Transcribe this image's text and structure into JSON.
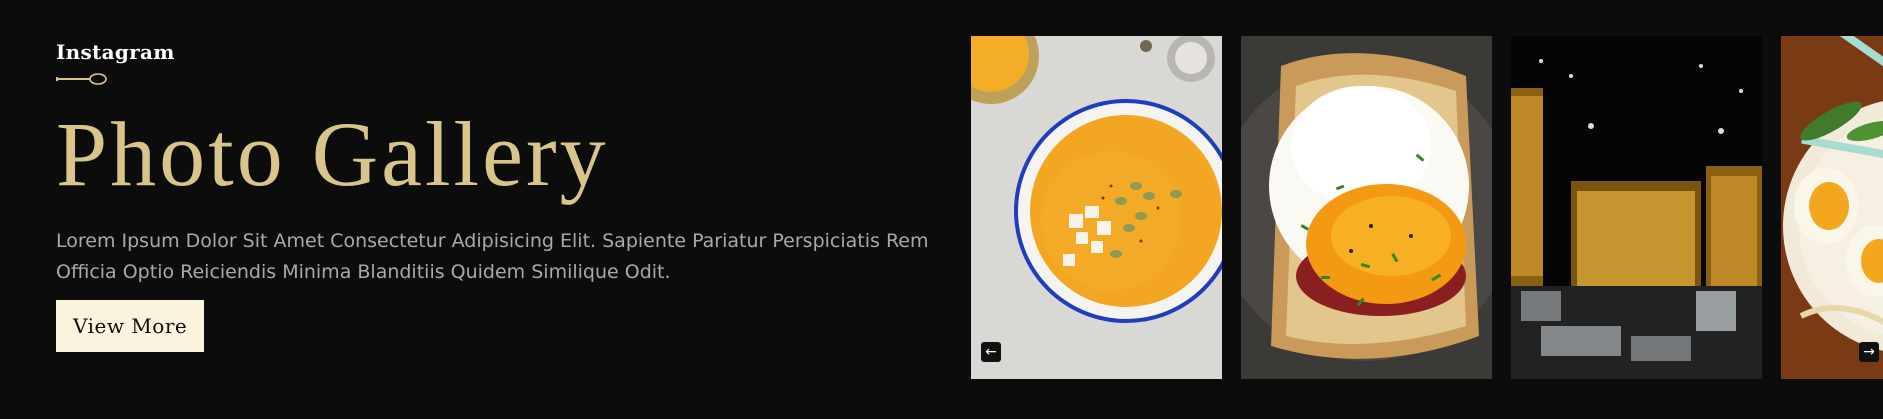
{
  "header": {
    "eyebrow": "Instagram",
    "title": "Photo Gallery",
    "description": "Lorem Ipsum Dolor Sit Amet Consectetur Adipisicing Elit. Sapiente Pariatur Perspiciatis Rem Officia Optio Reiciendis Minima Blanditiis Quidem Similique Odit.",
    "button_label": "View More"
  },
  "gallery": {
    "items": [
      {
        "subject": "pumpkin soup bowl"
      },
      {
        "subject": "fried egg on toast"
      },
      {
        "subject": "iced tea glasses"
      },
      {
        "subject": "ramen bowl with eggs"
      }
    ],
    "prev_icon": "arrow-left-icon",
    "next_icon": "arrow-right-icon"
  },
  "colors": {
    "background": "#0c0c0c",
    "accent": "#d9c489",
    "button_bg": "#faf3de"
  }
}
--
## JOB:
Write out again every line above exactly as given; the pictures do not belong in the copy.

## WRITTEN RESPONSE:
Transcribe this image's text and structure into JSON.
{
  "header": {
    "eyebrow": "Instagram",
    "title": "Photo Gallery",
    "description": "Lorem Ipsum Dolor Sit Amet Consectetur Adipisicing Elit. Sapiente Pariatur Perspiciatis Rem Officia Optio Reiciendis Minima Blanditiis Quidem Similique Odit.",
    "button_label": "View More"
  },
  "gallery": {
    "items": [
      {
        "subject": "pumpkin soup bowl"
      },
      {
        "subject": "fried egg on toast"
      },
      {
        "subject": "iced tea glasses"
      },
      {
        "subject": "ramen bowl with eggs"
      }
    ],
    "prev_icon": "arrow-left-icon",
    "next_icon": "arrow-right-icon"
  },
  "colors": {
    "background": "#0c0c0c",
    "accent": "#d9c489",
    "button_bg": "#faf3de"
  }
}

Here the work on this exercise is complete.